Short task ->
Leave every picture out and write out the records below exactly.

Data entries
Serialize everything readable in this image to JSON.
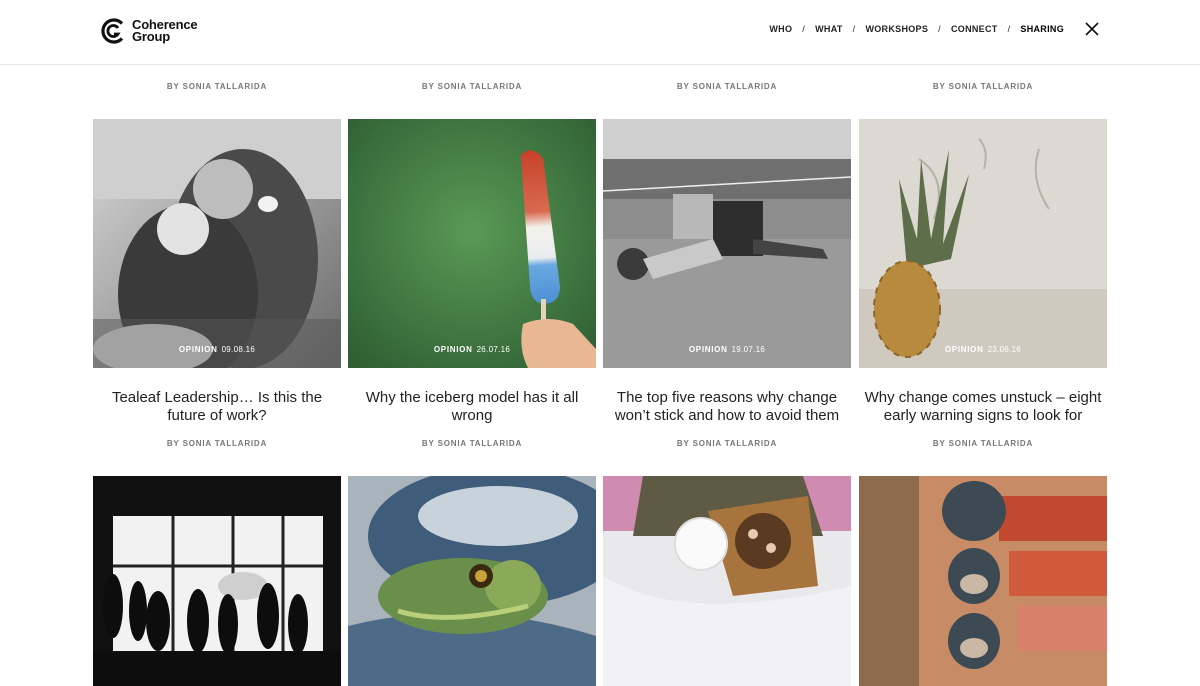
{
  "brand": {
    "name_line1": "Coherence",
    "name_line2": "Group"
  },
  "nav": [
    {
      "label": "WHO"
    },
    {
      "label": "WHAT"
    },
    {
      "label": "WORKSHOPS"
    },
    {
      "label": "CONNECT"
    },
    {
      "label": "SHARING",
      "active": true
    }
  ],
  "nav_separator": "/",
  "author_prefix": "BY",
  "top_row": [
    {
      "author": "SONIA TALLARIDA"
    },
    {
      "author": "SONIA TALLARIDA"
    },
    {
      "author": "SONIA TALLARIDA"
    },
    {
      "author": "SONIA TALLARIDA"
    }
  ],
  "posts": [
    {
      "category": "OPINION",
      "date": "09.08.16",
      "title": "Tealeaf Leadership… Is this the future of work?",
      "author": "SONIA TALLARIDA",
      "image": "engraving-two-women-teacup"
    },
    {
      "category": "OPINION",
      "date": "26.07.16",
      "title": "Why the iceberg model has it all wrong",
      "author": "SONIA TALLARIDA",
      "image": "ice-pop-held-in-hand"
    },
    {
      "category": "OPINION",
      "date": "19.07.16",
      "title": "The top five reasons why change won’t stick and how to avoid them",
      "author": "SONIA TALLARIDA",
      "image": "child-pegged-to-clothesline"
    },
    {
      "category": "OPINION",
      "date": "23.06.16",
      "title": "Why change comes unstuck – eight early warning signs to look for",
      "author": "SONIA TALLARIDA",
      "image": "pineapple-against-wall"
    }
  ],
  "bottom_row": [
    {
      "image": "people-silhouettes-window"
    },
    {
      "image": "frog-on-pot"
    },
    {
      "image": "coffee-and-pastry"
    },
    {
      "image": "three-wise-monkeys"
    }
  ],
  "colors": {
    "background": "#ffffff",
    "text": "#222222",
    "muted": "#777777",
    "divider": "#e6e6e6"
  }
}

Solution for this problem ->
Serialize everything readable in this image to JSON.
{
  "brand": {
    "name_line1": "Coherence",
    "name_line2": "Group"
  },
  "nav": [
    {
      "label": "WHO"
    },
    {
      "label": "WHAT"
    },
    {
      "label": "WORKSHOPS"
    },
    {
      "label": "CONNECT"
    },
    {
      "label": "SHARING",
      "active": true
    }
  ],
  "nav_separator": "/",
  "author_prefix": "BY",
  "top_row": [
    {
      "author": "SONIA TALLARIDA"
    },
    {
      "author": "SONIA TALLARIDA"
    },
    {
      "author": "SONIA TALLARIDA"
    },
    {
      "author": "SONIA TALLARIDA"
    }
  ],
  "posts": [
    {
      "category": "OPINION",
      "date": "09.08.16",
      "title": "Tealeaf Leadership… Is this the future of work?",
      "author": "SONIA TALLARIDA",
      "image": "engraving-two-women-teacup"
    },
    {
      "category": "OPINION",
      "date": "26.07.16",
      "title": "Why the iceberg model has it all wrong",
      "author": "SONIA TALLARIDA",
      "image": "ice-pop-held-in-hand"
    },
    {
      "category": "OPINION",
      "date": "19.07.16",
      "title": "The top five reasons why change won’t stick and how to avoid them",
      "author": "SONIA TALLARIDA",
      "image": "child-pegged-to-clothesline"
    },
    {
      "category": "OPINION",
      "date": "23.06.16",
      "title": "Why change comes unstuck – eight early warning signs to look for",
      "author": "SONIA TALLARIDA",
      "image": "pineapple-against-wall"
    }
  ],
  "bottom_row": [
    {
      "image": "people-silhouettes-window"
    },
    {
      "image": "frog-on-pot"
    },
    {
      "image": "coffee-and-pastry"
    },
    {
      "image": "three-wise-monkeys"
    }
  ],
  "colors": {
    "background": "#ffffff",
    "text": "#222222",
    "muted": "#777777",
    "divider": "#e6e6e6"
  }
}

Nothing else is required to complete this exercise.